──────── Materials provided

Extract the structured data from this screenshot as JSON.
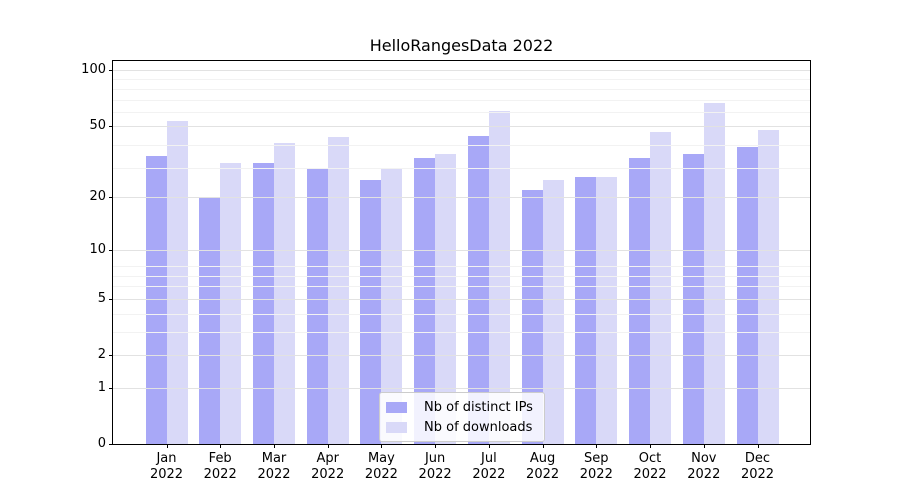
{
  "figure": {
    "title": "HelloRangesData 2022"
  },
  "chart_data": {
    "type": "bar",
    "title": "HelloRangesData 2022",
    "xlabel": "",
    "ylabel": "",
    "yscale": "log1p",
    "grid": true,
    "ylim": [
      0,
      112
    ],
    "y_ticks": [
      100,
      50,
      20,
      10,
      5,
      2,
      1,
      0
    ],
    "y_minor_gridlines": [
      3,
      4,
      6,
      7,
      8,
      29,
      39,
      59,
      69,
      79,
      89
    ],
    "categories": [
      "Jan",
      "Feb",
      "Mar",
      "Apr",
      "May",
      "Jun",
      "Jul",
      "Aug",
      "Sep",
      "Oct",
      "Nov",
      "Dec"
    ],
    "category_year": "2022",
    "series": [
      {
        "name": "Nb of distinct IPs",
        "color": "#a8a8f7",
        "values": [
          34,
          20,
          31,
          29,
          25,
          33,
          44,
          22,
          26,
          33,
          35,
          38
        ]
      },
      {
        "name": "Nb of downloads",
        "color": "#d9d9f8",
        "values": [
          53,
          31,
          40,
          43,
          29,
          35,
          60,
          25,
          26,
          46,
          66,
          47
        ]
      }
    ],
    "legend": {
      "position": "bottom-center",
      "items": [
        "Nb of distinct IPs",
        "Nb of downloads"
      ]
    }
  }
}
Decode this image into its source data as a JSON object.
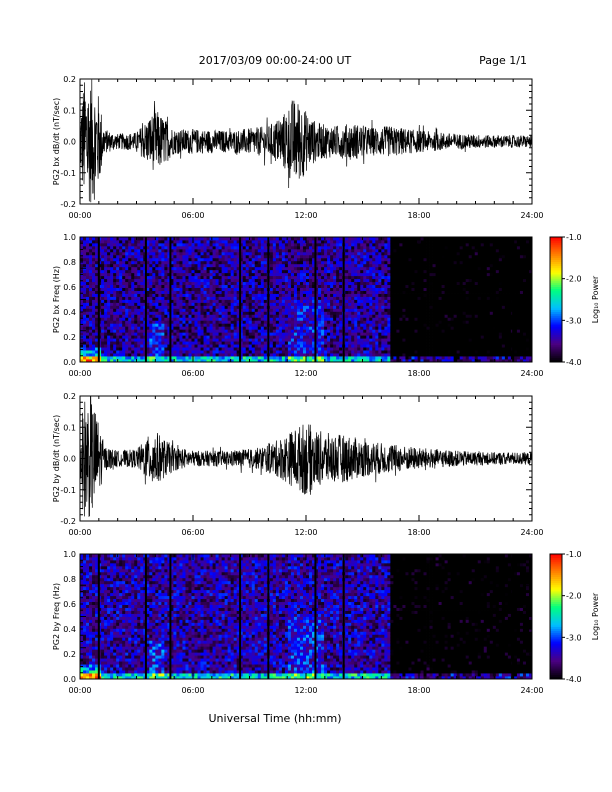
{
  "header": {
    "date_range": "2017/03/09  00:00-24:00 UT",
    "page": "Page 1/1"
  },
  "footer": {
    "xlabel": "Universal Time (hh:mm)"
  },
  "colorbar": {
    "label": "Log₁₀ Power",
    "ticks": [
      "-1.0",
      "-2.0",
      "-3.0",
      "-4.0"
    ],
    "range": [
      -4.0,
      -1.0
    ],
    "colors": [
      "#000000",
      "#4b0082",
      "#0000ff",
      "#00bfff",
      "#00ff80",
      "#ffff00",
      "#ff8000",
      "#ff0000"
    ]
  },
  "chart_data": [
    {
      "type": "line",
      "id": "bx-dbdt",
      "ylabel": "PG2 bx dB/dt (nT/sec)",
      "xlim": [
        0,
        24
      ],
      "ylim": [
        -0.2,
        0.2
      ],
      "x_ticks": [
        "00:00",
        "06:00",
        "12:00",
        "18:00",
        "24:00"
      ],
      "y_ticks": [
        "0.2",
        "0.1",
        "0.0",
        "-0.1",
        "-0.2"
      ],
      "envelope": {
        "x": [
          0,
          0.2,
          0.4,
          0.7,
          1.0,
          1.3,
          2.0,
          3.0,
          3.8,
          4.1,
          4.4,
          5.0,
          6.0,
          8.0,
          10.0,
          10.8,
          11.3,
          11.7,
          12.1,
          12.6,
          13.5,
          14.5,
          15.5,
          16.5,
          18.0,
          20.0,
          22.0,
          24.0
        ],
        "amplitude": [
          0.08,
          0.2,
          0.2,
          0.2,
          0.15,
          0.04,
          0.025,
          0.03,
          0.09,
          0.1,
          0.08,
          0.04,
          0.04,
          0.035,
          0.05,
          0.09,
          0.14,
          0.13,
          0.09,
          0.06,
          0.05,
          0.06,
          0.045,
          0.05,
          0.035,
          0.025,
          0.02,
          0.02
        ]
      }
    },
    {
      "type": "heatmap",
      "id": "bx-freq",
      "ylabel": "PG2 bx Freq (Hz)",
      "xlim": [
        0,
        24
      ],
      "ylim": [
        0.0,
        1.0
      ],
      "x_ticks": [
        "00:00",
        "06:00",
        "12:00",
        "18:00",
        "24:00"
      ],
      "y_ticks": [
        "1.0",
        "0.8",
        "0.6",
        "0.4",
        "0.2",
        "0.0"
      ],
      "value_units": "log10 power",
      "background_level": -3.5,
      "quiet_after_hour": 16.5,
      "gap_hours": [
        1.0,
        3.5,
        4.8,
        8.5,
        10.0,
        12.5,
        14.0,
        23.0
      ]
    },
    {
      "type": "line",
      "id": "by-dbdt",
      "ylabel": "PG2 by dB/dt (nT/sec)",
      "xlim": [
        0,
        24
      ],
      "ylim": [
        -0.2,
        0.2
      ],
      "x_ticks": [
        "00:00",
        "06:00",
        "12:00",
        "18:00",
        "24:00"
      ],
      "y_ticks": [
        "0.2",
        "0.1",
        "0.0",
        "-0.1",
        "-0.2"
      ],
      "envelope": {
        "x": [
          0,
          0.2,
          0.4,
          0.7,
          1.0,
          1.3,
          2.0,
          3.0,
          3.6,
          3.9,
          4.3,
          5.0,
          6.0,
          8.0,
          9.5,
          10.5,
          11.5,
          12.0,
          12.6,
          13.3,
          14.2,
          15.0,
          16.0,
          18.0,
          20.0,
          22.0,
          24.0
        ],
        "amplitude": [
          0.06,
          0.2,
          0.2,
          0.18,
          0.12,
          0.04,
          0.025,
          0.03,
          0.07,
          0.1,
          0.07,
          0.04,
          0.025,
          0.025,
          0.035,
          0.06,
          0.1,
          0.12,
          0.09,
          0.08,
          0.075,
          0.06,
          0.05,
          0.035,
          0.025,
          0.02,
          0.02
        ]
      }
    },
    {
      "type": "heatmap",
      "id": "by-freq",
      "ylabel": "PG2 by Freq (Hz)",
      "xlim": [
        0,
        24
      ],
      "ylim": [
        0.0,
        1.0
      ],
      "x_ticks": [
        "00:00",
        "06:00",
        "12:00",
        "18:00",
        "24:00"
      ],
      "y_ticks": [
        "1.0",
        "0.8",
        "0.6",
        "0.4",
        "0.2",
        "0.0"
      ],
      "value_units": "log10 power",
      "background_level": -3.45,
      "quiet_after_hour": 16.5,
      "gap_hours": [
        1.0,
        3.5,
        4.8,
        8.5,
        10.0,
        12.5,
        14.0,
        23.0
      ]
    }
  ]
}
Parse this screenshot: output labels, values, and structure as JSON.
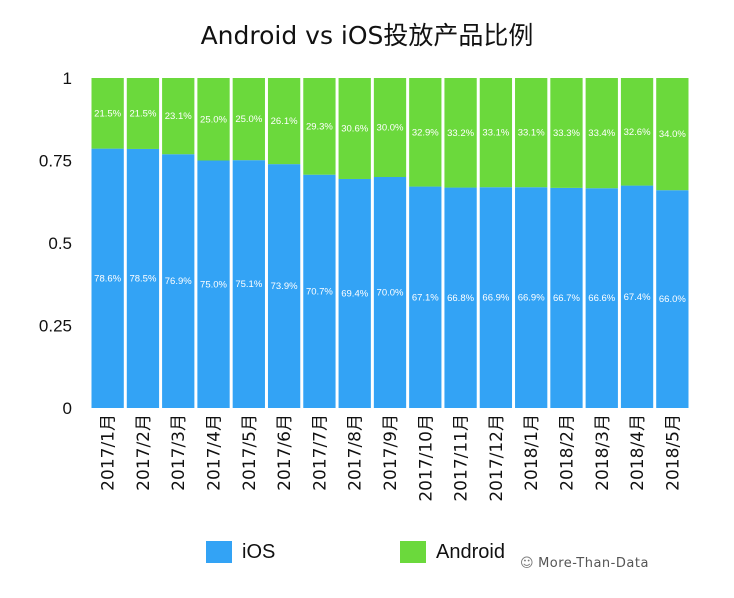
{
  "chart_data": {
    "type": "bar",
    "stacked": true,
    "title": "Android vs iOS投放产品比例",
    "xlabel": "",
    "ylabel": "",
    "ylim": [
      0,
      1
    ],
    "yticks": [
      "0",
      "0.25",
      "0.5",
      "0.75",
      "1"
    ],
    "categories": [
      "2017/1月",
      "2017/2月",
      "2017/3月",
      "2017/4月",
      "2017/5月",
      "2017/6月",
      "2017/7月",
      "2017/8月",
      "2017/9月",
      "2017/10月",
      "2017/11月",
      "2017/12月",
      "2018/1月",
      "2018/2月",
      "2018/3月",
      "2018/4月",
      "2018/5月"
    ],
    "series": [
      {
        "name": "iOS",
        "color": "#33a3f5",
        "values": [
          0.786,
          0.785,
          0.769,
          0.75,
          0.751,
          0.739,
          0.707,
          0.694,
          0.7,
          0.671,
          0.668,
          0.669,
          0.669,
          0.667,
          0.666,
          0.674,
          0.66
        ],
        "labels": [
          "78.6%",
          "78.5%",
          "76.9%",
          "75.0%",
          "75.1%",
          "73.9%",
          "70.7%",
          "69.4%",
          "70.0%",
          "67.1%",
          "66.8%",
          "66.9%",
          "66.9%",
          "66.7%",
          "66.6%",
          "67.4%",
          "66.0%"
        ]
      },
      {
        "name": "Android",
        "color": "#6bd93c",
        "values": [
          0.215,
          0.215,
          0.231,
          0.25,
          0.25,
          0.261,
          0.293,
          0.306,
          0.3,
          0.329,
          0.332,
          0.331,
          0.331,
          0.333,
          0.334,
          0.326,
          0.34
        ],
        "labels": [
          "21.5%",
          "21.5%",
          "23.1%",
          "25.0%",
          "25.0%",
          "26.1%",
          "29.3%",
          "30.6%",
          "30.0%",
          "32.9%",
          "33.2%",
          "33.1%",
          "33.1%",
          "33.3%",
          "33.4%",
          "32.6%",
          "34.0%"
        ]
      }
    ],
    "legend_position": "bottom",
    "grid": false
  },
  "watermark": {
    "text": "More-Than-Data",
    "icon": "wechat-icon"
  }
}
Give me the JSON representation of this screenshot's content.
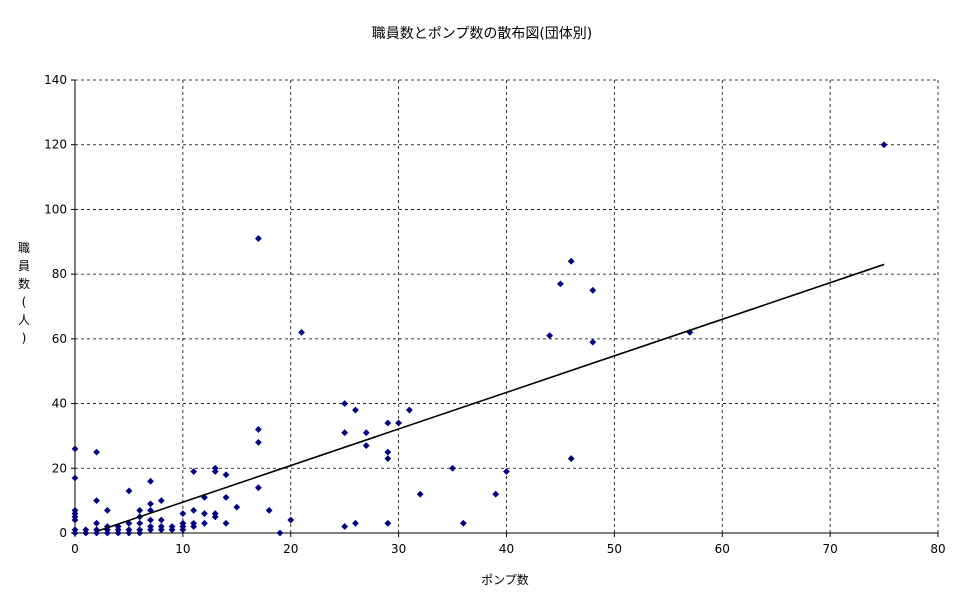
{
  "chart_data": {
    "type": "scatter",
    "title": "職員数とポンプ数の散布図(団体別)",
    "xlabel": "ポンプ数",
    "ylabel_chars": [
      "職",
      "員",
      "数",
      "(",
      "人",
      ")"
    ],
    "xlim": [
      0,
      80
    ],
    "ylim": [
      0,
      140
    ],
    "xticks": [
      0,
      10,
      20,
      30,
      40,
      50,
      60,
      70,
      80
    ],
    "yticks": [
      0,
      20,
      40,
      60,
      80,
      100,
      120,
      140
    ],
    "grid": true,
    "marker_color": "#000080",
    "trendline": {
      "x": [
        2,
        75
      ],
      "y": [
        0.5,
        83
      ]
    },
    "points": [
      [
        0,
        26
      ],
      [
        0,
        17
      ],
      [
        0,
        7
      ],
      [
        0,
        6
      ],
      [
        0,
        5
      ],
      [
        0,
        4
      ],
      [
        0,
        1
      ],
      [
        0,
        0
      ],
      [
        1,
        1
      ],
      [
        1,
        0
      ],
      [
        2,
        25
      ],
      [
        2,
        10
      ],
      [
        2,
        3
      ],
      [
        2,
        1
      ],
      [
        2,
        0
      ],
      [
        3,
        7
      ],
      [
        3,
        2
      ],
      [
        3,
        1
      ],
      [
        3,
        0
      ],
      [
        4,
        2
      ],
      [
        4,
        1
      ],
      [
        4,
        0
      ],
      [
        5,
        13
      ],
      [
        5,
        3
      ],
      [
        5,
        1
      ],
      [
        5,
        0
      ],
      [
        6,
        7
      ],
      [
        6,
        5
      ],
      [
        6,
        3
      ],
      [
        6,
        1
      ],
      [
        6,
        0
      ],
      [
        7,
        16
      ],
      [
        7,
        9
      ],
      [
        7,
        7
      ],
      [
        7,
        4
      ],
      [
        7,
        2
      ],
      [
        7,
        1
      ],
      [
        8,
        10
      ],
      [
        8,
        4
      ],
      [
        8,
        2
      ],
      [
        8,
        1
      ],
      [
        9,
        2
      ],
      [
        9,
        1
      ],
      [
        10,
        6
      ],
      [
        10,
        3
      ],
      [
        10,
        2
      ],
      [
        10,
        1
      ],
      [
        11,
        19
      ],
      [
        11,
        7
      ],
      [
        11,
        3
      ],
      [
        11,
        2
      ],
      [
        12,
        11
      ],
      [
        12,
        6
      ],
      [
        12,
        3
      ],
      [
        13,
        20
      ],
      [
        13,
        19
      ],
      [
        13,
        6
      ],
      [
        13,
        5
      ],
      [
        14,
        18
      ],
      [
        14,
        11
      ],
      [
        14,
        3
      ],
      [
        15,
        8
      ],
      [
        17,
        91
      ],
      [
        17,
        32
      ],
      [
        17,
        28
      ],
      [
        17,
        14
      ],
      [
        18,
        7
      ],
      [
        19,
        0
      ],
      [
        20,
        4
      ],
      [
        21,
        62
      ],
      [
        25,
        40
      ],
      [
        25,
        31
      ],
      [
        25,
        2
      ],
      [
        26,
        38
      ],
      [
        26,
        3
      ],
      [
        27,
        31
      ],
      [
        27,
        27
      ],
      [
        29,
        34
      ],
      [
        29,
        25
      ],
      [
        29,
        23
      ],
      [
        29,
        3
      ],
      [
        30,
        34
      ],
      [
        31,
        38
      ],
      [
        32,
        12
      ],
      [
        35,
        20
      ],
      [
        36,
        3
      ],
      [
        39,
        12
      ],
      [
        40,
        19
      ],
      [
        44,
        61
      ],
      [
        45,
        77
      ],
      [
        46,
        84
      ],
      [
        46,
        23
      ],
      [
        48,
        75
      ],
      [
        48,
        59
      ],
      [
        57,
        62
      ],
      [
        75,
        120
      ]
    ]
  }
}
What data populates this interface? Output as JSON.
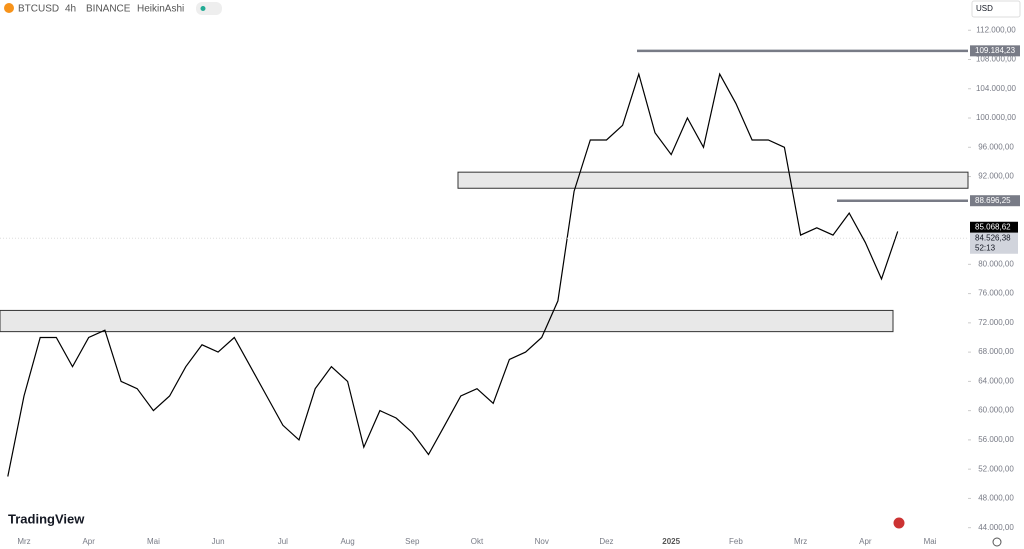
{
  "chart_data": {
    "type": "line",
    "symbol": "BTCUSD",
    "interval": "4h",
    "exchange": "BINANCE",
    "style": "HeikinAshi",
    "currency": "USD",
    "brand": "TradingView",
    "color": "#000000",
    "categories": [
      null,
      "Mrz",
      null,
      null,
      null,
      "Apr",
      null,
      null,
      null,
      "Mai",
      null,
      null,
      null,
      "Jun",
      null,
      null,
      null,
      "Jul",
      null,
      null,
      null,
      "Aug",
      null,
      null,
      null,
      "Sep",
      null,
      null,
      null,
      "Okt",
      null,
      null,
      null,
      "Nov",
      null,
      null,
      null,
      "Dez",
      null,
      null,
      null,
      "2025",
      null,
      null,
      null,
      "Feb",
      null,
      null,
      null,
      "Mrz",
      null,
      null,
      null,
      "Apr",
      null,
      null,
      null,
      "Mai"
    ],
    "values": [
      51000,
      62000,
      70000,
      70000,
      66000,
      70000,
      71000,
      64000,
      63000,
      60000,
      62000,
      66000,
      69000,
      68000,
      70000,
      66000,
      62000,
      58000,
      56000,
      63000,
      66000,
      64000,
      55000,
      60000,
      59000,
      57000,
      54000,
      58000,
      62000,
      63000,
      61000,
      67000,
      68000,
      70000,
      75000,
      90000,
      97000,
      97000,
      99000,
      106000,
      98000,
      95000,
      100000,
      96000,
      106000,
      102000,
      97000,
      97000,
      96000,
      84000,
      85000,
      84000,
      87000,
      83000,
      78000,
      84500,
      null,
      null
    ],
    "ylim": [
      43000,
      113400
    ],
    "yticks": [
      {
        "value": 112000,
        "label": "112.000,00"
      },
      {
        "value": 108000,
        "label": "108.000,00"
      },
      {
        "value": 104000,
        "label": "104.000,00"
      },
      {
        "value": 100000,
        "label": "100.000,00"
      },
      {
        "value": 96000,
        "label": "96.000,00"
      },
      {
        "value": 92000,
        "label": "92.000,00"
      },
      {
        "value": 80000,
        "label": "80.000,00"
      },
      {
        "value": 76000,
        "label": "76.000,00"
      },
      {
        "value": 72000,
        "label": "72.000,00"
      },
      {
        "value": 68000,
        "label": "68.000,00"
      },
      {
        "value": 64000,
        "label": "64.000,00"
      },
      {
        "value": 60000,
        "label": "60.000,00"
      },
      {
        "value": 56000,
        "label": "56.000,00"
      },
      {
        "value": 52000,
        "label": "52.000,00"
      },
      {
        "value": 48000,
        "label": "48.000,00"
      },
      {
        "value": 44000,
        "label": "44.000,00"
      }
    ],
    "levels": [
      {
        "value": 109184.23,
        "label": "109.184,23"
      },
      {
        "value": 88696.25,
        "label": "88.696,25"
      }
    ],
    "zones": [
      [
        90400,
        92600
      ],
      [
        70800,
        73700
      ]
    ],
    "last_price": {
      "value": 85068.62,
      "label": "85.068,62"
    },
    "close_price": {
      "value": 84526.38,
      "label": "84.526,38"
    },
    "countdown": "52:13",
    "log_scale": false
  }
}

────────────────

Problem description: Count every line in the data that contains the word "screenshot", then give that count and nothing else.

Reply: 3